* _YOUR GOAL_:
Print each line of the listing once more, precisely as given.

* _DATA SECTION_:
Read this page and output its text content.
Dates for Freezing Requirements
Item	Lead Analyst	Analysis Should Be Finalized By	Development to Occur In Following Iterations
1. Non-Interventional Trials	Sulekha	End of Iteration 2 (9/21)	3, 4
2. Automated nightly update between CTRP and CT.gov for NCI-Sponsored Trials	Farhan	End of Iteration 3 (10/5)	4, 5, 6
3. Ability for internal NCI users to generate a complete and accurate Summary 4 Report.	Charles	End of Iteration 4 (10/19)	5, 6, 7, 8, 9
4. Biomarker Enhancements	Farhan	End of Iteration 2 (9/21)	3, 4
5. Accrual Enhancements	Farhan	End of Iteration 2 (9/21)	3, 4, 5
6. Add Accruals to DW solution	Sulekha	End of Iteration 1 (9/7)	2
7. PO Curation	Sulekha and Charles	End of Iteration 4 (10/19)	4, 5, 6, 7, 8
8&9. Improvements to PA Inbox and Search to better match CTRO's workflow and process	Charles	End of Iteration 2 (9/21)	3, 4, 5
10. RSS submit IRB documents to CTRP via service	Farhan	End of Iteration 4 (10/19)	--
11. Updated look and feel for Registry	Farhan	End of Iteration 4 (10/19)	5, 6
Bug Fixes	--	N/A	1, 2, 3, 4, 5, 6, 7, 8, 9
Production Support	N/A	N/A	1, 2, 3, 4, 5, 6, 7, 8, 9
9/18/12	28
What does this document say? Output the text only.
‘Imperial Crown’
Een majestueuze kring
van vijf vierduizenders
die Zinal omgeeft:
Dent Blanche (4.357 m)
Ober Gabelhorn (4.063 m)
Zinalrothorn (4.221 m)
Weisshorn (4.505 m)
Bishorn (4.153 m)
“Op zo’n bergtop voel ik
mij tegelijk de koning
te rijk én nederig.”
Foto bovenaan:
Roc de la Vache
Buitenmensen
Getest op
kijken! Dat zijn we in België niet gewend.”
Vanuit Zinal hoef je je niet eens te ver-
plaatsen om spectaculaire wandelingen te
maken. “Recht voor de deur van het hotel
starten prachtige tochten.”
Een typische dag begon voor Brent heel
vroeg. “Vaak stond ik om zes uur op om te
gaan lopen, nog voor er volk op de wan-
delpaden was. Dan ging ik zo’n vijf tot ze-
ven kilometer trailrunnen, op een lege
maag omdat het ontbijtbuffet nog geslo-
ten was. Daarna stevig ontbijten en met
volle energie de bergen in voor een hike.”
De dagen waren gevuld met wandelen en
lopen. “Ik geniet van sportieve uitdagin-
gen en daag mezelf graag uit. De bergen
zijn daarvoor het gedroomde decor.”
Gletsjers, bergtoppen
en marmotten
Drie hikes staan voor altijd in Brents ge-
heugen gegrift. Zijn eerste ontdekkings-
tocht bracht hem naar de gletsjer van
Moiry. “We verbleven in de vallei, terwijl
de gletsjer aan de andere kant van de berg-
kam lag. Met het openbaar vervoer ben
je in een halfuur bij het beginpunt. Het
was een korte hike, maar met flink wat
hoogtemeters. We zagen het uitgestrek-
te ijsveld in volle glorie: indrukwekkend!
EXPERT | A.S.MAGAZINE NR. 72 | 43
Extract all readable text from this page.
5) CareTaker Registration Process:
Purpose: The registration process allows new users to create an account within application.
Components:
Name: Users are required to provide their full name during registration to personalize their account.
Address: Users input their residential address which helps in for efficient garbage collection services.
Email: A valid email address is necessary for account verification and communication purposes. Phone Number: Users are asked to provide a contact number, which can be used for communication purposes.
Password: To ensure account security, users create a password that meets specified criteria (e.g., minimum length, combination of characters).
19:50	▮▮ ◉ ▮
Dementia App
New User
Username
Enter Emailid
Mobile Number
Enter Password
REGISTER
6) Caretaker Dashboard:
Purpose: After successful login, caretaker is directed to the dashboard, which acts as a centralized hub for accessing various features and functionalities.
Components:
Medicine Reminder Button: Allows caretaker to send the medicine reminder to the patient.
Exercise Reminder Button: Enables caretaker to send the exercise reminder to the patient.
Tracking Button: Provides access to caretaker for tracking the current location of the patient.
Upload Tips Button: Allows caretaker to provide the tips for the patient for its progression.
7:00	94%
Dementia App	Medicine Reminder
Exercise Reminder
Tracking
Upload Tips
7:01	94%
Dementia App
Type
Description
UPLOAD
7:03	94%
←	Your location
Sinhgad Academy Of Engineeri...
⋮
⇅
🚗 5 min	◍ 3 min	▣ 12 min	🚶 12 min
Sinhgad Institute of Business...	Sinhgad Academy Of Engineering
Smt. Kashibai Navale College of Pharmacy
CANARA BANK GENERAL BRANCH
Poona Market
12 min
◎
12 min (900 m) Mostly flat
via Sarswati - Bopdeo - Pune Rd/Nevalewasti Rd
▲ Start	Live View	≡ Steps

* _OUTPUT FOR THIS TASK_:
Read this page and output its text content.
Dates for Freezing Requirements
Item	Lead Analyst	Analysis Should Be Finalized By	Development to Occur In Following Iterations
1. Non-Interventional Trials	Sulekha	End of Iteration 2 (9/21)	3, 4
2. Automated nightly update between CTRP and CT.gov for NCI-Sponsored Trials	Farhan	End of Iteration 3 (10/5)	4, 5, 6
3. Ability for internal NCI users to generate a complete and accurate Summary 4 Report.	Charles	End of Iteration 4 (10/19)	5, 6, 7, 8, 9
4. Biomarker Enhancements	Farhan	End of Iteration 2 (9/21)	3, 4
5. Accrual Enhancements	Farhan	End of Iteration 2 (9/21)	3, 4, 5
6. Add Accruals to DW solution	Sulekha	End of Iteration 1 (9/7)	2
7. PO Curation	Sulekha and Charles	End of Iteration 4 (10/19)	4, 5, 6, 7, 8
8&9. Improvements to PA Inbox and Search to better match CTRO's workflow and process	Charles	End of Iteration 2 (9/21)	3, 4, 5
10. RSS submit IRB documents to CTRP via service	Farhan	End of Iteration 4 (10/19)	--
11. Updated look and feel for Registry	Farhan	End of Iteration 4 (10/19)	5, 6
Bug Fixes	--	N/A	1, 2, 3, 4, 5, 6, 7, 8, 9
Production Support	N/A	N/A	1, 2, 3, 4, 5, 6, 7, 8, 9
9/18/12	28
What does this document say? Output the text only.
‘Imperial Crown’
Een majestueuze kring
van vijf vierduizenders
die Zinal omgeeft:
Dent Blanche (4.357 m)
Ober Gabelhorn (4.063 m)
Zinalrothorn (4.221 m)
Weisshorn (4.505 m)
Bishorn (4.153 m)
“Op zo’n bergtop voel ik
mij tegelijk de koning
te rijk én nederig.”
Foto bovenaan:
Roc de la Vache
Buitenmensen
Getest op
kijken! Dat zijn we in België niet gewend.”
Vanuit Zinal hoef je je niet eens te ver-
plaatsen om spectaculaire wandelingen te
maken. “Recht voor de deur van het hotel
starten prachtige tochten.”
Een typische dag begon voor Brent heel
vroeg. “Vaak stond ik om zes uur op om te
gaan lopen, nog voor er volk op de wan-
delpaden was. Dan ging ik zo’n vijf tot ze-
ven kilometer trailrunnen, op een lege
maag omdat het ontbijtbuffet nog geslo-
ten was. Daarna stevig ontbijten en met
volle energie de bergen in voor een hike.”
De dagen waren gevuld met wandelen en
lopen. “Ik geniet van sportieve uitdagin-
gen en daag mezelf graag uit. De bergen
zijn daarvoor het gedroomde decor.”
Gletsjers, bergtoppen
en marmotten
Drie hikes staan voor altijd in Brents ge-
heugen gegrift. Zijn eerste ontdekkings-
tocht bracht hem naar de gletsjer van
Moiry. “We verbleven in de vallei, terwijl
de gletsjer aan de andere kant van de berg-
kam lag. Met het openbaar vervoer ben
je in een halfuur bij het beginpunt. Het
was een korte hike, maar met flink wat
hoogtemeters. We zagen het uitgestrek-
te ijsveld in volle glorie: indrukwekkend!
EXPERT | A.S.MAGAZINE NR. 72 | 43
Extract all readable text from this page.
5) CareTaker Registration Process:
Purpose: The registration process allows new users to create an account within application.
Components:
Name: Users are required to provide their full name during registration to personalize their account.
Address: Users input their residential address which helps in for efficient garbage collection services.
Email: A valid email address is necessary for account verification and communication purposes. Phone Number: Users are asked to provide a contact number, which can be used for communication purposes.
Password: To ensure account security, users create a password that meets specified criteria (e.g., minimum length, combination of characters).
19:50	▮▮ ◉ ▮
Dementia App
New User
Username
Enter Emailid
Mobile Number
Enter Password
REGISTER
6) Caretaker Dashboard:
Purpose: After successful login, caretaker is directed to the dashboard, which acts as a centralized hub for accessing various features and functionalities.
Components:
Medicine Reminder Button: Allows caretaker to send the medicine reminder to the patient.
Exercise Reminder Button: Enables caretaker to send the exercise reminder to the patient.
Tracking Button: Provides access to caretaker for tracking the current location of the patient.
Upload Tips Button: Allows caretaker to provide the tips for the patient for its progression.
7:00	94%
Dementia App	Medicine Reminder
Exercise Reminder
Tracking
Upload Tips
7:01	94%
Dementia App
Type
Description
UPLOAD
7:03	94%
←	Your location
Sinhgad Academy Of Engineeri...
⋮
⇅
🚗 5 min	◍ 3 min	▣ 12 min	🚶 12 min
Sinhgad Institute of Business...	Sinhgad Academy Of Engineering
Smt. Kashibai Navale College of Pharmacy
CANARA BANK GENERAL BRANCH
Poona Market
12 min
◎
12 min (900 m) Mostly flat
via Sarswati - Bopdeo - Pune Rd/Nevalewasti Rd
▲ Start	Live View	≡ Steps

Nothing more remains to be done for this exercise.